Element box annotations:
------------------------------------------------
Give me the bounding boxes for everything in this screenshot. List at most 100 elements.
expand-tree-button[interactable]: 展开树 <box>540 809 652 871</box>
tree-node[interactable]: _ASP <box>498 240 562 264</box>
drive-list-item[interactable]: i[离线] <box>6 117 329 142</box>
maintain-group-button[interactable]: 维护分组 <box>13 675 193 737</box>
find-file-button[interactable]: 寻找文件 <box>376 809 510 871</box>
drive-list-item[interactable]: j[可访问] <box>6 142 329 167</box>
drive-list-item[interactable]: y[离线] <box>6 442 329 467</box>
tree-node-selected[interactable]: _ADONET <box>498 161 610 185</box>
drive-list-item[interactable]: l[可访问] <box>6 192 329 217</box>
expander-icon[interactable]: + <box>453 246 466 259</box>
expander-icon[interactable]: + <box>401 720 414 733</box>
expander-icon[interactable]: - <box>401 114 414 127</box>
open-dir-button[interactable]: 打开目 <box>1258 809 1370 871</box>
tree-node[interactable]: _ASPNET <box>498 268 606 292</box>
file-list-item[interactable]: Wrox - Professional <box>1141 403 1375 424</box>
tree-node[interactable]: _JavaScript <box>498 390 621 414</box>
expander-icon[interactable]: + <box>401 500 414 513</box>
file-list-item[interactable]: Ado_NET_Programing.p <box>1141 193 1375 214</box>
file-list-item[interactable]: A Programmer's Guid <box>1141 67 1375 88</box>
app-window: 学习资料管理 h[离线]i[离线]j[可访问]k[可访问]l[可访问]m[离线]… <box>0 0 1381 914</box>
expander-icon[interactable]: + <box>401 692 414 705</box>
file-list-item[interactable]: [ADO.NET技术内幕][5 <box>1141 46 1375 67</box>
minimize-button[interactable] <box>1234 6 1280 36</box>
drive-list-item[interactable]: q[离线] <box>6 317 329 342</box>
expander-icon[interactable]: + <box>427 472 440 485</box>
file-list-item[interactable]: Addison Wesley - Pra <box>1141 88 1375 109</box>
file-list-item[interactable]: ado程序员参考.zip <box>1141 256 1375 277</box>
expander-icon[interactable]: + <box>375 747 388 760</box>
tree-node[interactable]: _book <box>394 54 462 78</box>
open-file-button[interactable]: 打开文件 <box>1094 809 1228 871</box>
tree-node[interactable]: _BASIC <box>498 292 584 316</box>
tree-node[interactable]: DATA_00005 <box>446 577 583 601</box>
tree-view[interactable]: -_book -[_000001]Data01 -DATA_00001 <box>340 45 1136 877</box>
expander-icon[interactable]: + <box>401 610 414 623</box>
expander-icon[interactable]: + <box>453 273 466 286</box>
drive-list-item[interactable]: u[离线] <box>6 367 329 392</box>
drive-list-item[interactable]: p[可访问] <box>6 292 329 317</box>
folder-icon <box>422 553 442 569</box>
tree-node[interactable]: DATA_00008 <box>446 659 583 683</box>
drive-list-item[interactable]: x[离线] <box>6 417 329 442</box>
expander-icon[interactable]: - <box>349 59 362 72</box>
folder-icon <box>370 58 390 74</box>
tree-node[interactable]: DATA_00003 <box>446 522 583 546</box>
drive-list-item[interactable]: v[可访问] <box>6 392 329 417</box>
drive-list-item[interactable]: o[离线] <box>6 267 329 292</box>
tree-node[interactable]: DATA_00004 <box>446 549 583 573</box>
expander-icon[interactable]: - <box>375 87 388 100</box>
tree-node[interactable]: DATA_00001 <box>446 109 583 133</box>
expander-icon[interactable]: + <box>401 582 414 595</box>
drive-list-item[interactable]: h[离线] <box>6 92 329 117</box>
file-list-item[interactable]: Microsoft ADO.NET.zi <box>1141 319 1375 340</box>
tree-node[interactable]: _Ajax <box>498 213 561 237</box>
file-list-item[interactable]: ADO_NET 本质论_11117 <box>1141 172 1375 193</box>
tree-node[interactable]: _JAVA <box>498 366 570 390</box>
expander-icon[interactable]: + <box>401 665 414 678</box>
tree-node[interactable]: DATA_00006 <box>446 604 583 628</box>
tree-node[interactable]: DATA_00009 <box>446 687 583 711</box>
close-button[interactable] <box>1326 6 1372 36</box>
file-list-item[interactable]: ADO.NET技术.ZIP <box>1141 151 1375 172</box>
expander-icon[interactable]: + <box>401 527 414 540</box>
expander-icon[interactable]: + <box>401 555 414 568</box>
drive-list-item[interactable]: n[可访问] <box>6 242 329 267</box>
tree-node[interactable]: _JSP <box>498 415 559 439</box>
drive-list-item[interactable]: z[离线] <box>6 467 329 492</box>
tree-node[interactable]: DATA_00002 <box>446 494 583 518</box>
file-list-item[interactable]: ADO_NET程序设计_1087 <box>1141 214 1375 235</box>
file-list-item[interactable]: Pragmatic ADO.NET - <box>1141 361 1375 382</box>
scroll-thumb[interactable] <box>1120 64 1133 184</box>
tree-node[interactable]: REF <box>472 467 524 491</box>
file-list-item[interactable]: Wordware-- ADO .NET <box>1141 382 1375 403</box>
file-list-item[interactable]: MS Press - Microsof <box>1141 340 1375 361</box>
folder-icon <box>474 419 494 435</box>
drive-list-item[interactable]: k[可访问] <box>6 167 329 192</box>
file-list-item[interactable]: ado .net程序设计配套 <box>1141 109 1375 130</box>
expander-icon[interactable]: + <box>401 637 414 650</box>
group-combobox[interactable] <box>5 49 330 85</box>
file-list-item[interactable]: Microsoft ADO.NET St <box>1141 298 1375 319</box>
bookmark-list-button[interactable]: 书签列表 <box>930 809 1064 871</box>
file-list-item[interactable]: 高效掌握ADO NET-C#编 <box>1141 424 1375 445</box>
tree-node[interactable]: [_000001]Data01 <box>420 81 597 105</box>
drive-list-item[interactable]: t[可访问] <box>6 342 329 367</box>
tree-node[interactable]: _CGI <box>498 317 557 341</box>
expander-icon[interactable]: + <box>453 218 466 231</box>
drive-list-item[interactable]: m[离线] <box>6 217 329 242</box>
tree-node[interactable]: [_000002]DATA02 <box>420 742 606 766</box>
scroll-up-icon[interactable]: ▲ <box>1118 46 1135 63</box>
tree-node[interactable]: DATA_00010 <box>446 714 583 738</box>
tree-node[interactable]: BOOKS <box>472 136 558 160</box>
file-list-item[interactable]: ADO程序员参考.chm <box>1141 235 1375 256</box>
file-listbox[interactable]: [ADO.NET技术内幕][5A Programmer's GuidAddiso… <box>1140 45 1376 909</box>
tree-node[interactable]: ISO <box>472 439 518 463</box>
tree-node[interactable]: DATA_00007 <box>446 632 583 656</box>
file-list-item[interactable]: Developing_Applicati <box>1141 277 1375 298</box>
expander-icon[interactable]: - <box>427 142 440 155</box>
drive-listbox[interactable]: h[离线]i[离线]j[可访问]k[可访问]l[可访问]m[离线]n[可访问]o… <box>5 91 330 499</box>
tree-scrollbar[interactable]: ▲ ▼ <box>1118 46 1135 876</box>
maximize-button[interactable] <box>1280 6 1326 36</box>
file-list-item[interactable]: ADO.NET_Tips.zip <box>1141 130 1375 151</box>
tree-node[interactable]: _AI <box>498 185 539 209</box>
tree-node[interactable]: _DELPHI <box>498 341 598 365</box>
------------------------------------------------
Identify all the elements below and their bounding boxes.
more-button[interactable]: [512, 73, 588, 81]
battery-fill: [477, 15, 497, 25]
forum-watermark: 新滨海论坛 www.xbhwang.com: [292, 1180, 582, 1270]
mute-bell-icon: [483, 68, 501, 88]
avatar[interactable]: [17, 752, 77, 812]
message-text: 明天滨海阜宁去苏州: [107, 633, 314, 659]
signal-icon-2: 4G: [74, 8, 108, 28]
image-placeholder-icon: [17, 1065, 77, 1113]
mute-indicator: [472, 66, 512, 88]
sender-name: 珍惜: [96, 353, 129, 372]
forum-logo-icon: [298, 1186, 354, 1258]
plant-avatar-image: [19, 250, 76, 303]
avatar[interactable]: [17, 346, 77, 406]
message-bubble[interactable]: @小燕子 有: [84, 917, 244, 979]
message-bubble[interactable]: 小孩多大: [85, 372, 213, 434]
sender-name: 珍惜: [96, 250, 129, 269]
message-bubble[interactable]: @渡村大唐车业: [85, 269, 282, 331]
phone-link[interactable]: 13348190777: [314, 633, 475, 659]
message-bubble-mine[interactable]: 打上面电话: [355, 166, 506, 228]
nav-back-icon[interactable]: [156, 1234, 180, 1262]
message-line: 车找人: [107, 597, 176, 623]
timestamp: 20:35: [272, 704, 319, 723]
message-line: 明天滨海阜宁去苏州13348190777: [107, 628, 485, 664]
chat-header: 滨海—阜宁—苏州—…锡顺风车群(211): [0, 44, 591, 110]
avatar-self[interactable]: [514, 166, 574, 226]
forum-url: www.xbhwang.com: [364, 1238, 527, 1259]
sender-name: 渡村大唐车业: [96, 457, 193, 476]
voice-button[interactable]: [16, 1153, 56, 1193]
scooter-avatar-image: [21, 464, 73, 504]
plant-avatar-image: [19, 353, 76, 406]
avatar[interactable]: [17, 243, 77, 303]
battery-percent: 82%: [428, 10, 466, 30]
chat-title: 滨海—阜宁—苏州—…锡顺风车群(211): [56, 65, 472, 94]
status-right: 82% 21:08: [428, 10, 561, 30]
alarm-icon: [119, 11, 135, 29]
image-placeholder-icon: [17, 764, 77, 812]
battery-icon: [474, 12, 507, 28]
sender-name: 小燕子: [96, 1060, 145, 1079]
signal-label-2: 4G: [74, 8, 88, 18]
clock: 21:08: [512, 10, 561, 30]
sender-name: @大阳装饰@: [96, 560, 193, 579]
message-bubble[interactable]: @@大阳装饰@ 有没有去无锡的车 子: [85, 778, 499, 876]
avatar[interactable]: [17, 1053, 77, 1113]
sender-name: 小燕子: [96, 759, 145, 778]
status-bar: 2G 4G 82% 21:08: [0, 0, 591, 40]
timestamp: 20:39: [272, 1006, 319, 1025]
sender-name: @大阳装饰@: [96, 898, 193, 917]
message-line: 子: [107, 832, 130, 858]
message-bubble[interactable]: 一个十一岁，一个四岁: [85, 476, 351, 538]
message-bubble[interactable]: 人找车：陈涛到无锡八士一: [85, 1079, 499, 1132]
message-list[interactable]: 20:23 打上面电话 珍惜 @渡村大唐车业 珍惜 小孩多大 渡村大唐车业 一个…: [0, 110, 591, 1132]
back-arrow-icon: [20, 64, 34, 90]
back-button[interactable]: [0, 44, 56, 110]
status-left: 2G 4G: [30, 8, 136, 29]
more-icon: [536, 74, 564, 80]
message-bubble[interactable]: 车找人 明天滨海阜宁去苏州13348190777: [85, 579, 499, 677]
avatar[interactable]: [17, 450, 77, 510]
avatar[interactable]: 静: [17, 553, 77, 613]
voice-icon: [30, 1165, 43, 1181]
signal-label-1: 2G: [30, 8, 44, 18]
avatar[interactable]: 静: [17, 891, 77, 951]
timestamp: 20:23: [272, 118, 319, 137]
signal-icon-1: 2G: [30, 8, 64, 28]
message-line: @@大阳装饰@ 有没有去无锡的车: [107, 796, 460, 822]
------------------------------------------------
§ Direction
Count the lines of the records that contain the string "打上面电话", and give only the number.

§ Exercise output
2